◆ **WHAT IS BEING ASKED**
Copy every line of the following data that includes the string "limit".

◆ **Dataset records**
>>>
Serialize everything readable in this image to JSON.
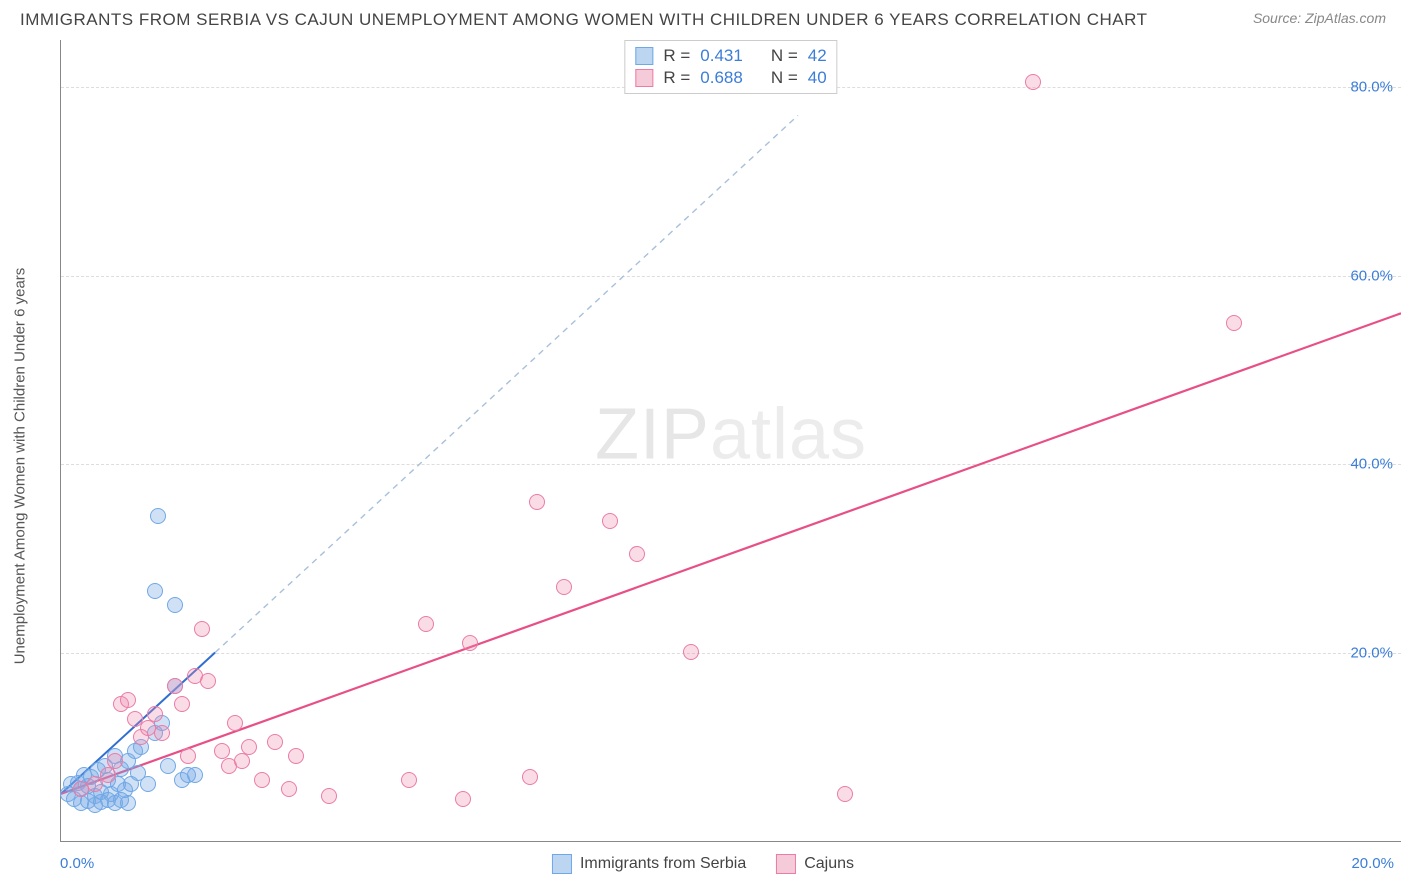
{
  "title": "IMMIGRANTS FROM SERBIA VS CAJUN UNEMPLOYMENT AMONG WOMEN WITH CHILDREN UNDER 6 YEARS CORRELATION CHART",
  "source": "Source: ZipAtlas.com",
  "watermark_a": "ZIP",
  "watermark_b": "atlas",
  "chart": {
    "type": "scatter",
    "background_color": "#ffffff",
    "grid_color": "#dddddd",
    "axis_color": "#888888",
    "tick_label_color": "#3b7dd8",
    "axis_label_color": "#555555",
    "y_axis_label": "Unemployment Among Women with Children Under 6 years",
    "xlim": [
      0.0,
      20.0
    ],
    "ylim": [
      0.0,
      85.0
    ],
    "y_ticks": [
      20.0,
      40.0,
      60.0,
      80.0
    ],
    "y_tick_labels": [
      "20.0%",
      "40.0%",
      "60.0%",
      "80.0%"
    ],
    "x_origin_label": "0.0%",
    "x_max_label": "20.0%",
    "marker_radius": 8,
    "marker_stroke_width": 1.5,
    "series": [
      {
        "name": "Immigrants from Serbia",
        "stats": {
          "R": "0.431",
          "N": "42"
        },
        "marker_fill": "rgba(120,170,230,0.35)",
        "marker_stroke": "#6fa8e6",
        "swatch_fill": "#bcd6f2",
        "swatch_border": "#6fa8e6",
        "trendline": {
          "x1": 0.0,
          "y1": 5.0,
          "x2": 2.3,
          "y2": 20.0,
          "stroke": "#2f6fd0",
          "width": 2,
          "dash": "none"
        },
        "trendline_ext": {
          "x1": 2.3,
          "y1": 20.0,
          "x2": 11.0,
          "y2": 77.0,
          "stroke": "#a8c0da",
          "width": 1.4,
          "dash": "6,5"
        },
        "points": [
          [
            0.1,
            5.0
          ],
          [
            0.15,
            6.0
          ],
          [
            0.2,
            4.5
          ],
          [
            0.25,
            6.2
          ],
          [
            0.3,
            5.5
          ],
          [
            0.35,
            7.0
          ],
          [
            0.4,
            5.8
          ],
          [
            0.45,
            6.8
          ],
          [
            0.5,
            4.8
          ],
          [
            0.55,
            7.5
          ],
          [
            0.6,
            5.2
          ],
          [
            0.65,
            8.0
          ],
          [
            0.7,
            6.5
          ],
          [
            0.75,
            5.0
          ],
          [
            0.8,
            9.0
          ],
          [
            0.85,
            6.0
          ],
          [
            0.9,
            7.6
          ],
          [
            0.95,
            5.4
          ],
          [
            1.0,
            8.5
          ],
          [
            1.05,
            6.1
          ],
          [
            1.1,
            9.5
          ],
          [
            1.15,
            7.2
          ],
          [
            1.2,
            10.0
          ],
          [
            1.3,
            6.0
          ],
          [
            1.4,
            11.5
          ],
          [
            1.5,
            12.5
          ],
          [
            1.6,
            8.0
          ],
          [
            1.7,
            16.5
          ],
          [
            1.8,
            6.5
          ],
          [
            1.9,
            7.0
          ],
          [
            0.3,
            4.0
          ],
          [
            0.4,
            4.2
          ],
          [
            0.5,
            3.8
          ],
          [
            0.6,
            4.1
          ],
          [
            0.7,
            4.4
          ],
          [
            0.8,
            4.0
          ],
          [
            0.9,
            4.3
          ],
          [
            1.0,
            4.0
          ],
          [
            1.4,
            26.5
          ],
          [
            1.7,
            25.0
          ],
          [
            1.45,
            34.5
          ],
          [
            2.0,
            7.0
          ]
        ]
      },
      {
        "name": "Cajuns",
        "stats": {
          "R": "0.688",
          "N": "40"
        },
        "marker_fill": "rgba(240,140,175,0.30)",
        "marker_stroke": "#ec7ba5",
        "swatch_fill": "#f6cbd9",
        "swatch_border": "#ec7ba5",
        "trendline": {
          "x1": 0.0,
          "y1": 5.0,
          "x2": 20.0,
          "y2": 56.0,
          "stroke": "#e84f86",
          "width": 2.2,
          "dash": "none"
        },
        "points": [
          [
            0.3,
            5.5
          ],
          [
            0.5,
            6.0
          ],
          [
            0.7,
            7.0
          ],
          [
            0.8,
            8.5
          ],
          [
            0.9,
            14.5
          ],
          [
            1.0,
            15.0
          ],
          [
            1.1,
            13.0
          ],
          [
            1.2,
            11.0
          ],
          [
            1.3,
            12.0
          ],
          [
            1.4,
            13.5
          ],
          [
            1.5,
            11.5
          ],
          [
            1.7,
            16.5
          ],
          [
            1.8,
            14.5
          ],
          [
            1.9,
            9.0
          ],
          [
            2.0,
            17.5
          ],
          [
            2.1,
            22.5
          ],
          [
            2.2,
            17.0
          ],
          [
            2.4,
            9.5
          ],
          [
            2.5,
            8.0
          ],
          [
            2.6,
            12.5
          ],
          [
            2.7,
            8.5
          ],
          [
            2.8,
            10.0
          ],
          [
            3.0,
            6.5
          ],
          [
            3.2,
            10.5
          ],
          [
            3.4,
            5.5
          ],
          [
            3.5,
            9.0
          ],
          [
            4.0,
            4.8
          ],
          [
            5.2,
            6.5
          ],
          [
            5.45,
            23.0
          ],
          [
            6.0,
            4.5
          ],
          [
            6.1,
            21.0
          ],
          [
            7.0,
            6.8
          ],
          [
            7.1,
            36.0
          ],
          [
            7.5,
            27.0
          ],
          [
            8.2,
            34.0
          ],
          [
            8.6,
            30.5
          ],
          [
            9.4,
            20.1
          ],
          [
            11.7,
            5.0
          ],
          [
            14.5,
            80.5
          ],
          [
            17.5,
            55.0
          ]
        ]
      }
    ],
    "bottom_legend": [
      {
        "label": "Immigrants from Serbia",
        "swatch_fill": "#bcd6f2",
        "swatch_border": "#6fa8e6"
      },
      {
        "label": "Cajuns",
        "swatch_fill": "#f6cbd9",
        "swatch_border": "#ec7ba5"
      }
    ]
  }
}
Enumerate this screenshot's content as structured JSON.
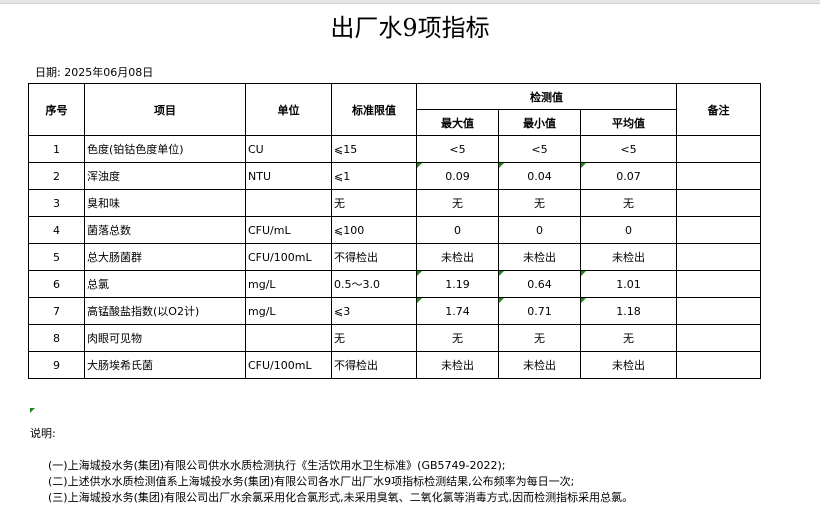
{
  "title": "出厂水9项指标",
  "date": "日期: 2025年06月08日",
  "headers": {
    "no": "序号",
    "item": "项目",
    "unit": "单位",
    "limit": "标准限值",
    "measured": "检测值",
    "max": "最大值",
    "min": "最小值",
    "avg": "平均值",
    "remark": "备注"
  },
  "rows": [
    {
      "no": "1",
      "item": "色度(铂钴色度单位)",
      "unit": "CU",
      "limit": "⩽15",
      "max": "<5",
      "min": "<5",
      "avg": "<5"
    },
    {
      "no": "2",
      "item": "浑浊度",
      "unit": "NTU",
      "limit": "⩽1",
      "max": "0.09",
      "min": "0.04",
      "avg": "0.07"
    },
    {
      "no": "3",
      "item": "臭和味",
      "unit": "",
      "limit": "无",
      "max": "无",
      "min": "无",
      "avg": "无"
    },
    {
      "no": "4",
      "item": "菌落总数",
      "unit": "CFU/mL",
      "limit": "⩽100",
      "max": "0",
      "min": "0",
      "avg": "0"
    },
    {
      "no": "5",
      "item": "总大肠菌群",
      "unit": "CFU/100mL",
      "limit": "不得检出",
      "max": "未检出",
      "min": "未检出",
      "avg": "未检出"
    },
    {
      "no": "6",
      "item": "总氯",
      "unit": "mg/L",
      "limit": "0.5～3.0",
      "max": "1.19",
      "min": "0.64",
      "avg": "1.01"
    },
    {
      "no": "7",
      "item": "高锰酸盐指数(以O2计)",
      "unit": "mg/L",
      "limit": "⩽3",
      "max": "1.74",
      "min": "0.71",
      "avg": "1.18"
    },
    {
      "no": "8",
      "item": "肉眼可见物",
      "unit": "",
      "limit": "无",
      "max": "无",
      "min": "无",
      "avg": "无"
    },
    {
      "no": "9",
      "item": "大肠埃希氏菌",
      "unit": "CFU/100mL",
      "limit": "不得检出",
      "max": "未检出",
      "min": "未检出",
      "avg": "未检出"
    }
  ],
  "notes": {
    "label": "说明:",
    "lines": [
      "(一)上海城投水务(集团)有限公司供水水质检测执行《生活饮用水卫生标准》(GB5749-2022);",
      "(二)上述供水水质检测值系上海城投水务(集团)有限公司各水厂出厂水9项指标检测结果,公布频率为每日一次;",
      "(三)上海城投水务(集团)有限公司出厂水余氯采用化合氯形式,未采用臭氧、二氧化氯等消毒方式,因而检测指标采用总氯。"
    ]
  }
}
<<<
◆ **OUTPUT FOR THIS EXERCISE**
    "limit": "标准限值",
      "limit": "⩽15",
      "limit": "⩽1",
      "limit": "无",
      "limit": "⩽100",
      "limit": "不得检出",
      "limit": "0.5～3.0",
      "limit": "⩽3",
      "limit": "无",
      "limit": "不得检出",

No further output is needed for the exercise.